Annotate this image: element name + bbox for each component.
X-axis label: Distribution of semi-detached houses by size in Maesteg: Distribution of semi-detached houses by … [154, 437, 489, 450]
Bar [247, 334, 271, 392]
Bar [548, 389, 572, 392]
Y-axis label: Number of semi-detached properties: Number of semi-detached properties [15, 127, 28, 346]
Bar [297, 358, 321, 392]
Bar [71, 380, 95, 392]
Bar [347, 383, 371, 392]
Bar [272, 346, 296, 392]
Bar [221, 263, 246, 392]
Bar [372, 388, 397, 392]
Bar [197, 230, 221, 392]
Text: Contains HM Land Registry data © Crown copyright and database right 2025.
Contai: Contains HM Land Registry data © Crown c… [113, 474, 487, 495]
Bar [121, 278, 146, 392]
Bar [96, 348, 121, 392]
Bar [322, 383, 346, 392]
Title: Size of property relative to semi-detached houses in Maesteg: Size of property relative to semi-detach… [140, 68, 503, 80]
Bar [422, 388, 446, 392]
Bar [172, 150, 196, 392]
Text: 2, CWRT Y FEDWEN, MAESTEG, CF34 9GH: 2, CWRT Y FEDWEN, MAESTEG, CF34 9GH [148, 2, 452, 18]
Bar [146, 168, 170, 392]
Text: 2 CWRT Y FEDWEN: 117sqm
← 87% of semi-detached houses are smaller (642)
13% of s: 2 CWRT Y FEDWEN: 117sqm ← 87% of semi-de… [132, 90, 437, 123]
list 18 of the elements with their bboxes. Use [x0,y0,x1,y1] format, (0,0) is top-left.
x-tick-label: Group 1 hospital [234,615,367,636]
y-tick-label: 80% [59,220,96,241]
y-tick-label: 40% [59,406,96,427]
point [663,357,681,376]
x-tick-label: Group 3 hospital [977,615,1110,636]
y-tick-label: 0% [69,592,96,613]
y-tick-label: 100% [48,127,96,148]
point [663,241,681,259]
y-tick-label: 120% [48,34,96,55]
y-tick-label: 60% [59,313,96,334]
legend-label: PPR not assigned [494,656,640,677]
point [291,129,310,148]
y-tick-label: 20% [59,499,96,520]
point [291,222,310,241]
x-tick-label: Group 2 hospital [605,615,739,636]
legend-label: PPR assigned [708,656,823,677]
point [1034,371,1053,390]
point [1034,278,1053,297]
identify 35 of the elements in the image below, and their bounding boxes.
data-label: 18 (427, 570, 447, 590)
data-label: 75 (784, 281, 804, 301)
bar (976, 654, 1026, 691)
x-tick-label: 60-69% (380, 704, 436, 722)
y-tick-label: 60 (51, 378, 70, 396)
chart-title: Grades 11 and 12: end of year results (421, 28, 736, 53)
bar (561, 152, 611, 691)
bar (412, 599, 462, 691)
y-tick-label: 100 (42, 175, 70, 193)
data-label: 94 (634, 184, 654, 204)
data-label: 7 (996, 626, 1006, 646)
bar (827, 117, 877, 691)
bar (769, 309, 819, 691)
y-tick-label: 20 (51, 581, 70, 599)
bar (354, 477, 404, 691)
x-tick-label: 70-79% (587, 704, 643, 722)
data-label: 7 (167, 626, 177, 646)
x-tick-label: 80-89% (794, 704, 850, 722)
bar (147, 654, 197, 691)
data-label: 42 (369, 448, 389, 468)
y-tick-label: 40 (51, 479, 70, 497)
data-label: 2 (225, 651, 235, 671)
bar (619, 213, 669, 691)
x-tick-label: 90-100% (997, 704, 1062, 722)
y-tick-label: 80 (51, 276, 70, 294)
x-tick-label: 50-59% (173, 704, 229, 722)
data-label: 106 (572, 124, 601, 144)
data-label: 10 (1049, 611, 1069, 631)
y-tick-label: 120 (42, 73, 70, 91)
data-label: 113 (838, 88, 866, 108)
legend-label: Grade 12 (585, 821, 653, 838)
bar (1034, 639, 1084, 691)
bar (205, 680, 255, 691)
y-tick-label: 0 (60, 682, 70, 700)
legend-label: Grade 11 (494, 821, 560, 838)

**Prompt**
Reproduce the data above verbatim, starting with its first line and ending after the line that contains "data-label: 94 (634, 184, 654, 204)", with that line included.

**Result for this task**
Annotate this image: element name + bbox for each component.
X-axis label: Distribution of semi-detached houses by size in Maesteg: Distribution of semi-detached houses by … [154, 437, 489, 450]
Bar [247, 334, 271, 392]
Bar [548, 389, 572, 392]
Y-axis label: Number of semi-detached properties: Number of semi-detached properties [15, 127, 28, 346]
Bar [297, 358, 321, 392]
Bar [71, 380, 95, 392]
Bar [347, 383, 371, 392]
Bar [272, 346, 296, 392]
Bar [221, 263, 246, 392]
Bar [372, 388, 397, 392]
Bar [197, 230, 221, 392]
Text: Contains HM Land Registry data © Crown copyright and database right 2025.
Contai: Contains HM Land Registry data © Crown c… [113, 474, 487, 495]
Bar [121, 278, 146, 392]
Bar [96, 348, 121, 392]
Bar [322, 383, 346, 392]
Title: Size of property relative to semi-detached houses in Maesteg: Size of property relative to semi-detach… [140, 68, 503, 80]
Bar [422, 388, 446, 392]
Bar [172, 150, 196, 392]
Text: 2, CWRT Y FEDWEN, MAESTEG, CF34 9GH: 2, CWRT Y FEDWEN, MAESTEG, CF34 9GH [148, 2, 452, 18]
Bar [146, 168, 170, 392]
Text: 2 CWRT Y FEDWEN: 117sqm
← 87% of semi-detached houses are smaller (642)
13% of s: 2 CWRT Y FEDWEN: 117sqm ← 87% of semi-de… [132, 90, 437, 123]
list 18 of the elements with their bboxes. Use [x0,y0,x1,y1] format, (0,0) is top-left.
x-tick-label: Group 1 hospital [234,615,367,636]
y-tick-label: 80% [59,220,96,241]
y-tick-label: 40% [59,406,96,427]
point [663,357,681,376]
x-tick-label: Group 3 hospital [977,615,1110,636]
y-tick-label: 0% [69,592,96,613]
y-tick-label: 100% [48,127,96,148]
point [663,241,681,259]
y-tick-label: 120% [48,34,96,55]
y-tick-label: 60% [59,313,96,334]
legend-label: PPR not assigned [494,656,640,677]
point [291,129,310,148]
y-tick-label: 20% [59,499,96,520]
point [291,222,310,241]
x-tick-label: Group 2 hospital [605,615,739,636]
legend-label: PPR assigned [708,656,823,677]
point [1034,371,1053,390]
point [1034,278,1053,297]
identify 35 of the elements in the image below, and their bounding boxes.
data-label: 18 (427, 570, 447, 590)
data-label: 75 (784, 281, 804, 301)
bar (976, 654, 1026, 691)
x-tick-label: 60-69% (380, 704, 436, 722)
y-tick-label: 60 (51, 378, 70, 396)
chart-title: Grades 11 and 12: end of year results (421, 28, 736, 53)
bar (561, 152, 611, 691)
bar (412, 599, 462, 691)
y-tick-label: 100 (42, 175, 70, 193)
data-label: 94 (634, 184, 654, 204)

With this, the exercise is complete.